The request: Copy everything in the data below exactly except the pictures.

+++ Supplied data +++

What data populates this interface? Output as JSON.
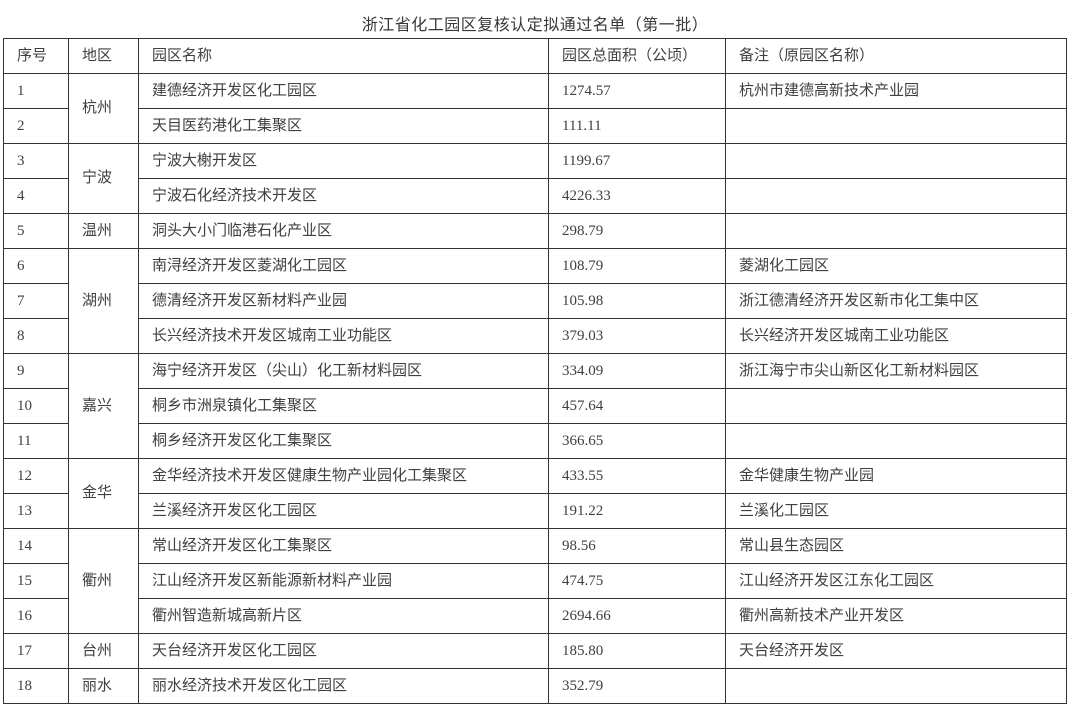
{
  "title": "浙江省化工园区复核认定拟通过名单（第一批）",
  "table": {
    "columns": {
      "no": "序号",
      "region": "地区",
      "park": "园区名称",
      "area": "园区总面积（公顷）",
      "note": "备注（原园区名称）"
    },
    "rows": [
      {
        "no": "1",
        "region": "杭州",
        "region_rowspan": 2,
        "park": "建德经济开发区化工园区",
        "area": "1274.57",
        "note": "杭州市建德高新技术产业园"
      },
      {
        "no": "2",
        "park": "天目医药港化工集聚区",
        "area": "111.11",
        "note": ""
      },
      {
        "no": "3",
        "region": "宁波",
        "region_rowspan": 2,
        "park": "宁波大榭开发区",
        "area": "1199.67",
        "note": ""
      },
      {
        "no": "4",
        "park": "宁波石化经济技术开发区",
        "area": "4226.33",
        "note": ""
      },
      {
        "no": "5",
        "region": "温州",
        "region_rowspan": 1,
        "park": "洞头大小门临港石化产业区",
        "area": "298.79",
        "note": ""
      },
      {
        "no": "6",
        "region": "湖州",
        "region_rowspan": 3,
        "park": "南浔经济开发区菱湖化工园区",
        "area": "108.79",
        "note": "菱湖化工园区"
      },
      {
        "no": "7",
        "park": "德清经济开发区新材料产业园",
        "area": "105.98",
        "note": "浙江德清经济开发区新市化工集中区"
      },
      {
        "no": "8",
        "park": "长兴经济技术开发区城南工业功能区",
        "area": "379.03",
        "note": "长兴经济开发区城南工业功能区"
      },
      {
        "no": "9",
        "region": "嘉兴",
        "region_rowspan": 3,
        "park": "海宁经济开发区（尖山）化工新材料园区",
        "area": "334.09",
        "note": "浙江海宁市尖山新区化工新材料园区"
      },
      {
        "no": "10",
        "park": "桐乡市洲泉镇化工集聚区",
        "area": "457.64",
        "note": ""
      },
      {
        "no": "11",
        "park": "桐乡经济开发区化工集聚区",
        "area": "366.65",
        "note": ""
      },
      {
        "no": "12",
        "region": "金华",
        "region_rowspan": 2,
        "park": "金华经济技术开发区健康生物产业园化工集聚区",
        "area": "433.55",
        "note": "金华健康生物产业园"
      },
      {
        "no": "13",
        "park": "兰溪经济开发区化工园区",
        "area": "191.22",
        "note": "兰溪化工园区"
      },
      {
        "no": "14",
        "region": "衢州",
        "region_rowspan": 3,
        "park": "常山经济开发区化工集聚区",
        "area": "98.56",
        "note": "常山县生态园区"
      },
      {
        "no": "15",
        "park": "江山经济开发区新能源新材料产业园",
        "area": "474.75",
        "note": "江山经济开发区江东化工园区"
      },
      {
        "no": "16",
        "park": "衢州智造新城高新片区",
        "area": "2694.66",
        "note": "衢州高新技术产业开发区"
      },
      {
        "no": "17",
        "region": "台州",
        "region_rowspan": 1,
        "park": "天台经济开发区化工园区",
        "area": "185.80",
        "note": "天台经济开发区"
      },
      {
        "no": "18",
        "region": "丽水",
        "region_rowspan": 1,
        "park": "丽水经济技术开发区化工园区",
        "area": "352.79",
        "note": ""
      }
    ]
  }
}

+++

Answer to the problem:
What data populates this interface? Output as JSON.
{
  "title": "浙江省化工园区复核认定拟通过名单（第一批）",
  "table": {
    "columns": {
      "no": "序号",
      "region": "地区",
      "park": "园区名称",
      "area": "园区总面积（公顷）",
      "note": "备注（原园区名称）"
    },
    "rows": [
      {
        "no": "1",
        "region": "杭州",
        "region_rowspan": 2,
        "park": "建德经济开发区化工园区",
        "area": "1274.57",
        "note": "杭州市建德高新技术产业园"
      },
      {
        "no": "2",
        "park": "天目医药港化工集聚区",
        "area": "111.11",
        "note": ""
      },
      {
        "no": "3",
        "region": "宁波",
        "region_rowspan": 2,
        "park": "宁波大榭开发区",
        "area": "1199.67",
        "note": ""
      },
      {
        "no": "4",
        "park": "宁波石化经济技术开发区",
        "area": "4226.33",
        "note": ""
      },
      {
        "no": "5",
        "region": "温州",
        "region_rowspan": 1,
        "park": "洞头大小门临港石化产业区",
        "area": "298.79",
        "note": ""
      },
      {
        "no": "6",
        "region": "湖州",
        "region_rowspan": 3,
        "park": "南浔经济开发区菱湖化工园区",
        "area": "108.79",
        "note": "菱湖化工园区"
      },
      {
        "no": "7",
        "park": "德清经济开发区新材料产业园",
        "area": "105.98",
        "note": "浙江德清经济开发区新市化工集中区"
      },
      {
        "no": "8",
        "park": "长兴经济技术开发区城南工业功能区",
        "area": "379.03",
        "note": "长兴经济开发区城南工业功能区"
      },
      {
        "no": "9",
        "region": "嘉兴",
        "region_rowspan": 3,
        "park": "海宁经济开发区（尖山）化工新材料园区",
        "area": "334.09",
        "note": "浙江海宁市尖山新区化工新材料园区"
      },
      {
        "no": "10",
        "park": "桐乡市洲泉镇化工集聚区",
        "area": "457.64",
        "note": ""
      },
      {
        "no": "11",
        "park": "桐乡经济开发区化工集聚区",
        "area": "366.65",
        "note": ""
      },
      {
        "no": "12",
        "region": "金华",
        "region_rowspan": 2,
        "park": "金华经济技术开发区健康生物产业园化工集聚区",
        "area": "433.55",
        "note": "金华健康生物产业园"
      },
      {
        "no": "13",
        "park": "兰溪经济开发区化工园区",
        "area": "191.22",
        "note": "兰溪化工园区"
      },
      {
        "no": "14",
        "region": "衢州",
        "region_rowspan": 3,
        "park": "常山经济开发区化工集聚区",
        "area": "98.56",
        "note": "常山县生态园区"
      },
      {
        "no": "15",
        "park": "江山经济开发区新能源新材料产业园",
        "area": "474.75",
        "note": "江山经济开发区江东化工园区"
      },
      {
        "no": "16",
        "park": "衢州智造新城高新片区",
        "area": "2694.66",
        "note": "衢州高新技术产业开发区"
      },
      {
        "no": "17",
        "region": "台州",
        "region_rowspan": 1,
        "park": "天台经济开发区化工园区",
        "area": "185.80",
        "note": "天台经济开发区"
      },
      {
        "no": "18",
        "region": "丽水",
        "region_rowspan": 1,
        "park": "丽水经济技术开发区化工园区",
        "area": "352.79",
        "note": ""
      }
    ]
  }
}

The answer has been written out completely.